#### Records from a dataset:
____

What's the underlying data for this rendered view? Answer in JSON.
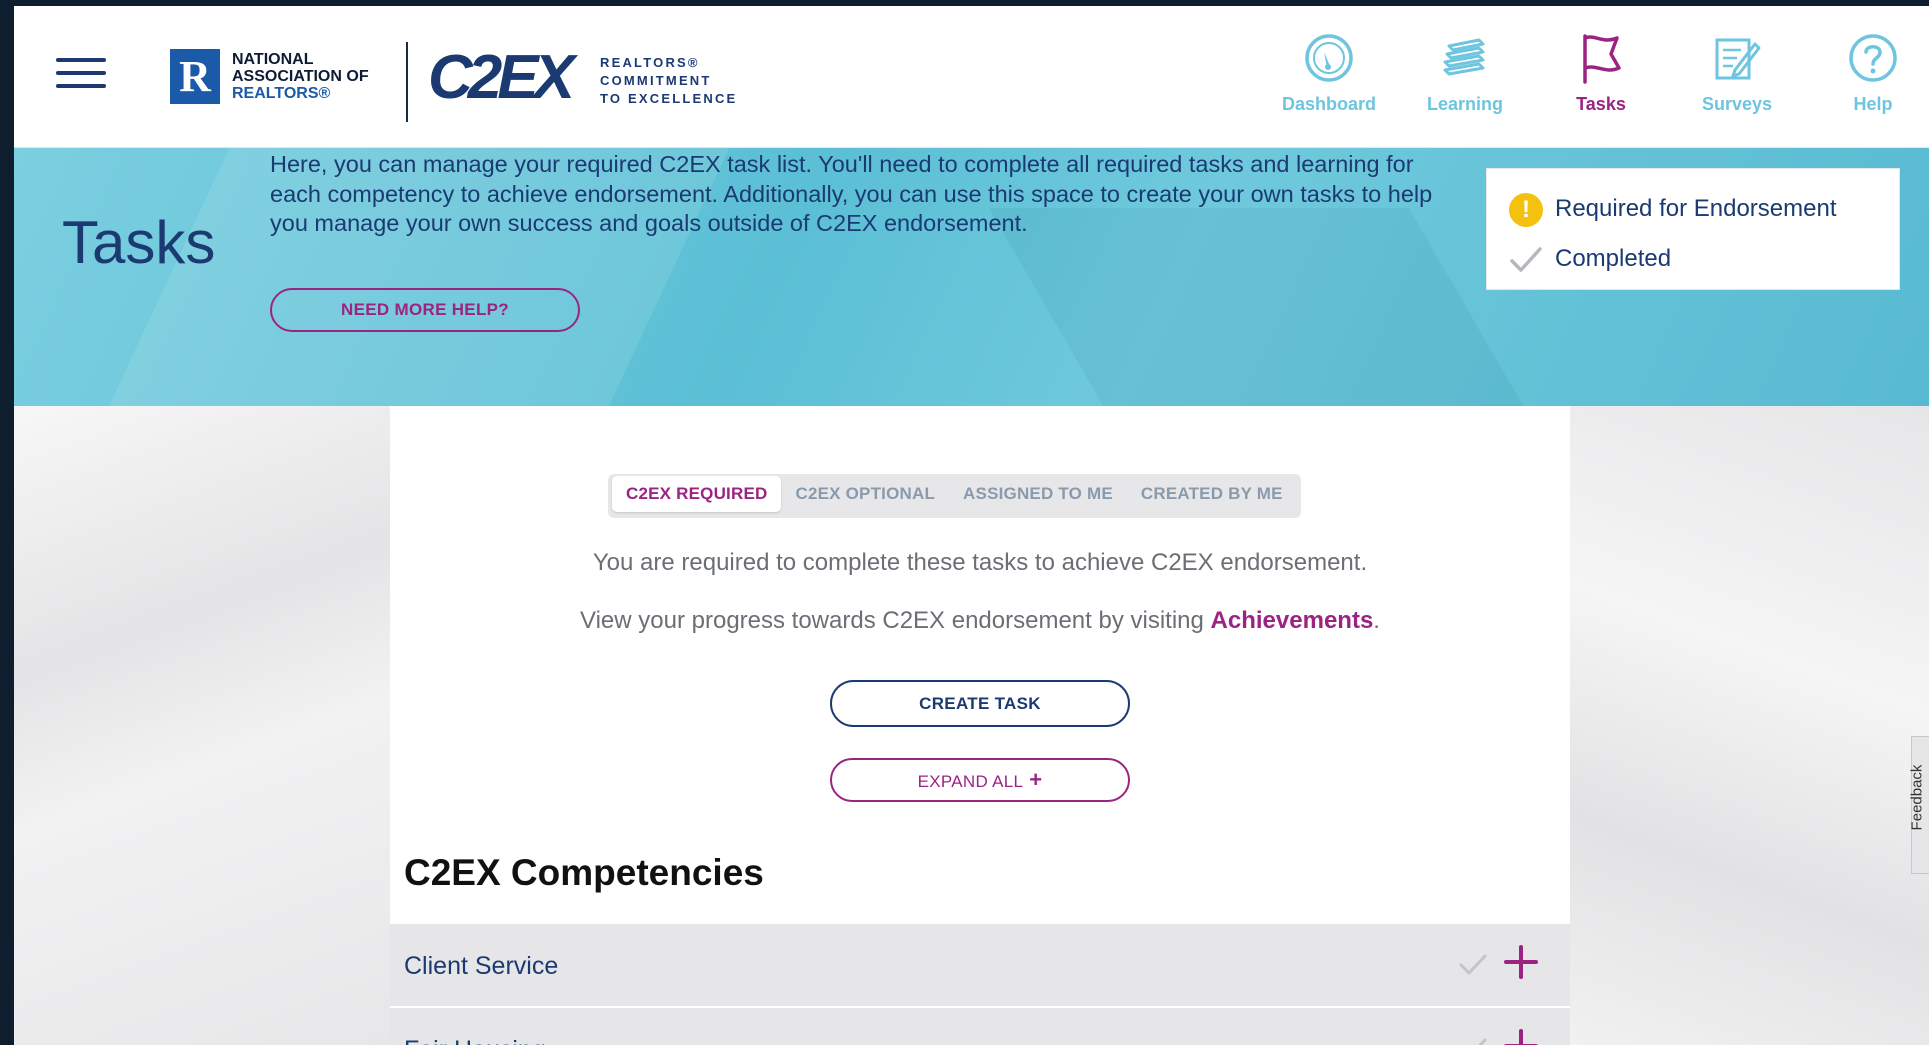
{
  "header": {
    "nar_logo": {
      "mark": "R",
      "line1": "NATIONAL",
      "line2": "ASSOCIATION OF",
      "line3": "REALTORS®"
    },
    "c2ex_logo": {
      "word": "C2EX",
      "tag_line1": "REALTORS®",
      "tag_line2": "COMMITMENT",
      "tag_line3": "TO EXCELLENCE"
    },
    "nav": [
      {
        "label": "Dashboard",
        "icon": "dashboard-icon"
      },
      {
        "label": "Learning",
        "icon": "learning-icon"
      },
      {
        "label": "Tasks",
        "icon": "flag-icon",
        "active": true
      },
      {
        "label": "Surveys",
        "icon": "surveys-icon"
      },
      {
        "label": "Help",
        "icon": "help-icon"
      }
    ]
  },
  "banner": {
    "title": "Tasks",
    "description": "Here, you can manage your required C2EX task list. You'll need to complete all required tasks and learning for each competency to achieve endorsement. Additionally, you can use this space to create your own tasks to help you manage your own success and goals outside of C2EX endorsement.",
    "help_button": "NEED MORE HELP?",
    "legend": {
      "required_icon_glyph": "!",
      "required": "Required for Endorsement",
      "completed": "Completed"
    }
  },
  "main": {
    "tabs": [
      {
        "label": "C2EX REQUIRED",
        "active": true
      },
      {
        "label": "C2EX OPTIONAL"
      },
      {
        "label": "ASSIGNED TO ME"
      },
      {
        "label": "CREATED BY ME"
      }
    ],
    "required_text": "You are required to complete these tasks to achieve C2EX endorsement.",
    "progress_text": "View your progress towards C2EX endorsement by visiting",
    "progress_link": "Achievements",
    "progress_end": ".",
    "create_button": "CREATE TASK",
    "expand_button": "EXPAND ALL",
    "expand_icon": "+",
    "section_title": "C2EX Competencies",
    "competencies": [
      {
        "label": "Client Service"
      },
      {
        "label": "Fair Housing"
      }
    ]
  },
  "feedback": "Feedback",
  "colors": {
    "brand_navy": "#1b3a72",
    "accent_magenta": "#9b2483",
    "nav_teal": "#6ec5df",
    "warning_yellow": "#f4c10e",
    "banner_blue": "#5bbfd5"
  }
}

____

#### Objective:
Word for word, quote the full listing, omitting every picture.

#### Solution for this exercise:
What's the underlying data for this rendered view? Answer in JSON.
{
  "header": {
    "nar_logo": {
      "mark": "R",
      "line1": "NATIONAL",
      "line2": "ASSOCIATION OF",
      "line3": "REALTORS®"
    },
    "c2ex_logo": {
      "word": "C2EX",
      "tag_line1": "REALTORS®",
      "tag_line2": "COMMITMENT",
      "tag_line3": "TO EXCELLENCE"
    },
    "nav": [
      {
        "label": "Dashboard",
        "icon": "dashboard-icon"
      },
      {
        "label": "Learning",
        "icon": "learning-icon"
      },
      {
        "label": "Tasks",
        "icon": "flag-icon",
        "active": true
      },
      {
        "label": "Surveys",
        "icon": "surveys-icon"
      },
      {
        "label": "Help",
        "icon": "help-icon"
      }
    ]
  },
  "banner": {
    "title": "Tasks",
    "description": "Here, you can manage your required C2EX task list. You'll need to complete all required tasks and learning for each competency to achieve endorsement. Additionally, you can use this space to create your own tasks to help you manage your own success and goals outside of C2EX endorsement.",
    "help_button": "NEED MORE HELP?",
    "legend": {
      "required_icon_glyph": "!",
      "required": "Required for Endorsement",
      "completed": "Completed"
    }
  },
  "main": {
    "tabs": [
      {
        "label": "C2EX REQUIRED",
        "active": true
      },
      {
        "label": "C2EX OPTIONAL"
      },
      {
        "label": "ASSIGNED TO ME"
      },
      {
        "label": "CREATED BY ME"
      }
    ],
    "required_text": "You are required to complete these tasks to achieve C2EX endorsement.",
    "progress_text": "View your progress towards C2EX endorsement by visiting",
    "progress_link": "Achievements",
    "progress_end": ".",
    "create_button": "CREATE TASK",
    "expand_button": "EXPAND ALL",
    "expand_icon": "+",
    "section_title": "C2EX Competencies",
    "competencies": [
      {
        "label": "Client Service"
      },
      {
        "label": "Fair Housing"
      }
    ]
  },
  "feedback": "Feedback",
  "colors": {
    "brand_navy": "#1b3a72",
    "accent_magenta": "#9b2483",
    "nav_teal": "#6ec5df",
    "warning_yellow": "#f4c10e",
    "banner_blue": "#5bbfd5"
  }
}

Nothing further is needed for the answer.